begin Information shown

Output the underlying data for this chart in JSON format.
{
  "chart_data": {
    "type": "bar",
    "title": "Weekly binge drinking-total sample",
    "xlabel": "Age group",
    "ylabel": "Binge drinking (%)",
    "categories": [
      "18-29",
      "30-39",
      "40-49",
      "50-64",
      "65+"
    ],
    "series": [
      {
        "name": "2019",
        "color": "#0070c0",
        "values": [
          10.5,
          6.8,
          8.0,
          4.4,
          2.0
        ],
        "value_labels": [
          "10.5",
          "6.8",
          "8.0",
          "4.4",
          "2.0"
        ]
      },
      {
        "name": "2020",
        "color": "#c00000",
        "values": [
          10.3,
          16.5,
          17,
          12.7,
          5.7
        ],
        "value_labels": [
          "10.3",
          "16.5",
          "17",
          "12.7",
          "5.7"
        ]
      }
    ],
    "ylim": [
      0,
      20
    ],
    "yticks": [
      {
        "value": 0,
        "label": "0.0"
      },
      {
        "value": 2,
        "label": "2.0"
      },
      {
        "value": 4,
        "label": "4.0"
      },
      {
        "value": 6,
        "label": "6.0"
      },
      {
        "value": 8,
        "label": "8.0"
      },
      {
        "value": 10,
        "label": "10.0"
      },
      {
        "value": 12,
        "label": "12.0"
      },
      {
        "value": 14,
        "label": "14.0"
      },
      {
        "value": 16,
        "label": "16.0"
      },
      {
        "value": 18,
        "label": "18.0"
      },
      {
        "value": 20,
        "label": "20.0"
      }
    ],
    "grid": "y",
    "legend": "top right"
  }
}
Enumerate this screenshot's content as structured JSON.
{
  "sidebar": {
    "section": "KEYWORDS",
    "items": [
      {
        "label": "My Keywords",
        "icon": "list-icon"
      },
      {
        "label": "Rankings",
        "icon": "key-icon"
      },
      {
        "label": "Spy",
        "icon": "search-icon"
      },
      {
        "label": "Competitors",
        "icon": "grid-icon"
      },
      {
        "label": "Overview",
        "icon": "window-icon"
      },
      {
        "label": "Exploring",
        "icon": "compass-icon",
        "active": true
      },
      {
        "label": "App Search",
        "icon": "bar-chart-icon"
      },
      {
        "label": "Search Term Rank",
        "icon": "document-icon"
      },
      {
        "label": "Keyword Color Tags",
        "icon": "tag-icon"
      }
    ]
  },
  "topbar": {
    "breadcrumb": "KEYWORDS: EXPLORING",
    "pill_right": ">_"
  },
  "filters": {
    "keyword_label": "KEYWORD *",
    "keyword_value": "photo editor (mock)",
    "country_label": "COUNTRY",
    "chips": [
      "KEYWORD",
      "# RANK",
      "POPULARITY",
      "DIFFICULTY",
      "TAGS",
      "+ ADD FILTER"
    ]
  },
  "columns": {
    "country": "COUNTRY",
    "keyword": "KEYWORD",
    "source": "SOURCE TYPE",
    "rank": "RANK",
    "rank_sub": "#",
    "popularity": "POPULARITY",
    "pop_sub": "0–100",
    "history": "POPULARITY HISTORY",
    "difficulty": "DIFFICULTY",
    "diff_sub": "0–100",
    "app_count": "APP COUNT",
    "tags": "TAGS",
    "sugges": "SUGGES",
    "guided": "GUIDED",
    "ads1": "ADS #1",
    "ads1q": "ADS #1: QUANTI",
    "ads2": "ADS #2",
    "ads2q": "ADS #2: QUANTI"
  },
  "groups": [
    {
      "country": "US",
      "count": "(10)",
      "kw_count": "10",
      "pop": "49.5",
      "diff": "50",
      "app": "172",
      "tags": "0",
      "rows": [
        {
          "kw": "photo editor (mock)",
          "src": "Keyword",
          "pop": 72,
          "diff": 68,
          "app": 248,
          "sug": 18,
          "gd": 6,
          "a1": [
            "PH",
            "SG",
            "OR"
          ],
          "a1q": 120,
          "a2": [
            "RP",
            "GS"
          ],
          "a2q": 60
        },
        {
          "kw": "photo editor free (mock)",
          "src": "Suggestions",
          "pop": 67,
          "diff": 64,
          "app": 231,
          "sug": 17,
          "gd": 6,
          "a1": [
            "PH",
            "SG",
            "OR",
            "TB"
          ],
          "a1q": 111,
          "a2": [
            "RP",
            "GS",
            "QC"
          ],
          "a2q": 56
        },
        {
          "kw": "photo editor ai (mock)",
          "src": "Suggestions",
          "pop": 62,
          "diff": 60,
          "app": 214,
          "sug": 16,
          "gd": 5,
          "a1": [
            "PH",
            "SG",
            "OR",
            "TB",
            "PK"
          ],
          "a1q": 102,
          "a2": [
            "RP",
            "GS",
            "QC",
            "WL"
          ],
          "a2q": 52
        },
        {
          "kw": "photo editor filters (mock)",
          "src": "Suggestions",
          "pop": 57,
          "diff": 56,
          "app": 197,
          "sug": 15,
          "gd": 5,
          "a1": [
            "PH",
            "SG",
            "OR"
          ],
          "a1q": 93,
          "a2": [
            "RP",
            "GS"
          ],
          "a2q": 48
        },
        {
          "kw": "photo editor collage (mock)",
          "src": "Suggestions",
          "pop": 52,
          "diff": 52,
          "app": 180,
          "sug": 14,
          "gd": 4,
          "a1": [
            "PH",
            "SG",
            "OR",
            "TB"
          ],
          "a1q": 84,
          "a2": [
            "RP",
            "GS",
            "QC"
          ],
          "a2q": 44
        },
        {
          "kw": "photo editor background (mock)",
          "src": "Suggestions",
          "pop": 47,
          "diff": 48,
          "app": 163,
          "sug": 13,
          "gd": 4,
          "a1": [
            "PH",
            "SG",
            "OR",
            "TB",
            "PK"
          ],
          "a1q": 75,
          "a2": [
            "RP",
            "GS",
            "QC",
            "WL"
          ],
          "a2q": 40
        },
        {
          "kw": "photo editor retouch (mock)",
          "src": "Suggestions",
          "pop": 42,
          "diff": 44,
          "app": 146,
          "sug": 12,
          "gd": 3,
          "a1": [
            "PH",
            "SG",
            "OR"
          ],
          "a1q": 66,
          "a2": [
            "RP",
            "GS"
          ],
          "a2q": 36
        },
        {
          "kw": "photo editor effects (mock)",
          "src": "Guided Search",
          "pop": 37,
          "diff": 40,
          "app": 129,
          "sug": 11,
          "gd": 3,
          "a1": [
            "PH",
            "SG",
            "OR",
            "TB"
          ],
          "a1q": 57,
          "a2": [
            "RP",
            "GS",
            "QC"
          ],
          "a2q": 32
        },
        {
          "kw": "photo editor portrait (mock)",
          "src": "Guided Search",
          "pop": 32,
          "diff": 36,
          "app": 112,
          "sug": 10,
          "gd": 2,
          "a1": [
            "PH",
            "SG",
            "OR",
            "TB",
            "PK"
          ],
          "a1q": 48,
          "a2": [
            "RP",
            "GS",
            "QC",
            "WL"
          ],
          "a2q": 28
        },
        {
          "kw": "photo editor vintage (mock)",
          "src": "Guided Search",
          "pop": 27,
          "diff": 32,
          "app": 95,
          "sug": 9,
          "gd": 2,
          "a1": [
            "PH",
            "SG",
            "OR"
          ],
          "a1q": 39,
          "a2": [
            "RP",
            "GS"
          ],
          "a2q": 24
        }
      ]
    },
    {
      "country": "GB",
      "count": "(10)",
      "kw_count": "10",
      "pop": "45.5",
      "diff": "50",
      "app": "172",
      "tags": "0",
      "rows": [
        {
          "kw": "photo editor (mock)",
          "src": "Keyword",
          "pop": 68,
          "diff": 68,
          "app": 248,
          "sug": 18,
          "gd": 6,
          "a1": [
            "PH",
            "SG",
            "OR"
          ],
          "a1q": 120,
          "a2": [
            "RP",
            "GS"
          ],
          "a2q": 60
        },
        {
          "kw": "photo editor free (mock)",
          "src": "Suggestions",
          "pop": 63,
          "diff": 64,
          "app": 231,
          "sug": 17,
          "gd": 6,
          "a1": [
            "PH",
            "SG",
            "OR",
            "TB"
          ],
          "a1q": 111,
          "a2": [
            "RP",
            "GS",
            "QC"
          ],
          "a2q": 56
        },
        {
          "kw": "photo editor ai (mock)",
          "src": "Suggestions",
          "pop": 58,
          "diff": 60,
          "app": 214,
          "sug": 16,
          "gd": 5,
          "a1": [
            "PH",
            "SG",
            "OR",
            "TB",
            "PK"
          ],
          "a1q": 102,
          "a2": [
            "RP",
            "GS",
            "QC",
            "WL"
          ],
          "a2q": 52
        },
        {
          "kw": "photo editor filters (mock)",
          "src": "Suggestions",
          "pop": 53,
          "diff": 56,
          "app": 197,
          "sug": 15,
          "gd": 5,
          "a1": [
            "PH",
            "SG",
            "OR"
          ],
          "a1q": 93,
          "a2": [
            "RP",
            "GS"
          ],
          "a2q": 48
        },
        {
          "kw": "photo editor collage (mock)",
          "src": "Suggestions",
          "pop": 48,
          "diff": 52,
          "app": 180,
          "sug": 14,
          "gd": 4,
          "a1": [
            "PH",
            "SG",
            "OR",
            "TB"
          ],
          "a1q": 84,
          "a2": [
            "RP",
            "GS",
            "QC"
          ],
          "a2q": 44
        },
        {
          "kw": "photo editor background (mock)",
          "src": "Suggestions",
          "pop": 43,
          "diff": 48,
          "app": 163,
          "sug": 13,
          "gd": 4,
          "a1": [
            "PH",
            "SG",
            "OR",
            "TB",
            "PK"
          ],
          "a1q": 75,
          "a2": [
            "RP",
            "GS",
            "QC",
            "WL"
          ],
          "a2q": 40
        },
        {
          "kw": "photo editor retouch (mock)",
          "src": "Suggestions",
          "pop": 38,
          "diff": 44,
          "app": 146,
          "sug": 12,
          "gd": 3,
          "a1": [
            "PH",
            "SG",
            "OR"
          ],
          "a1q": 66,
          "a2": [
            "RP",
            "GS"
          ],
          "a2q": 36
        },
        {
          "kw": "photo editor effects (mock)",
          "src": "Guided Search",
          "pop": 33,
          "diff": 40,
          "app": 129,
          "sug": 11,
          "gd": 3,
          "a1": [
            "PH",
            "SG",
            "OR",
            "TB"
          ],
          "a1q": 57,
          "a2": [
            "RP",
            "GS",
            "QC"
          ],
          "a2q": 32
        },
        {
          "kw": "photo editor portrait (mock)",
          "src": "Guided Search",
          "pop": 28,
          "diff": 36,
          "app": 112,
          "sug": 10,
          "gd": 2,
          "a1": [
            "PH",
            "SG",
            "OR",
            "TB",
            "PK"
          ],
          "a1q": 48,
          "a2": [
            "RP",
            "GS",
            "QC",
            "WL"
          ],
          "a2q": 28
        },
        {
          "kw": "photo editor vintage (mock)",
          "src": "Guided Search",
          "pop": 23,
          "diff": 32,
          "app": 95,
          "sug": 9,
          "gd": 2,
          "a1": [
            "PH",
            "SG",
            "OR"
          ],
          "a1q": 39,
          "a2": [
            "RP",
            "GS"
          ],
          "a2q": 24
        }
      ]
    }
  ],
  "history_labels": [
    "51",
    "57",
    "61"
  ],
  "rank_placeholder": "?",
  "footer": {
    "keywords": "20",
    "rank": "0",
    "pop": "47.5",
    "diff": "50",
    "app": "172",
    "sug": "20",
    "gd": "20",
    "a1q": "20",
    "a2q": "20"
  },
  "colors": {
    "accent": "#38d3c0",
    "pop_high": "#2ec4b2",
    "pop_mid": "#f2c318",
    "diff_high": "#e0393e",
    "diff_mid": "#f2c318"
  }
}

end Information shown

### Set problem
How many lines of the data hold the string "JSON"? Reply with the number alone.

### In response
2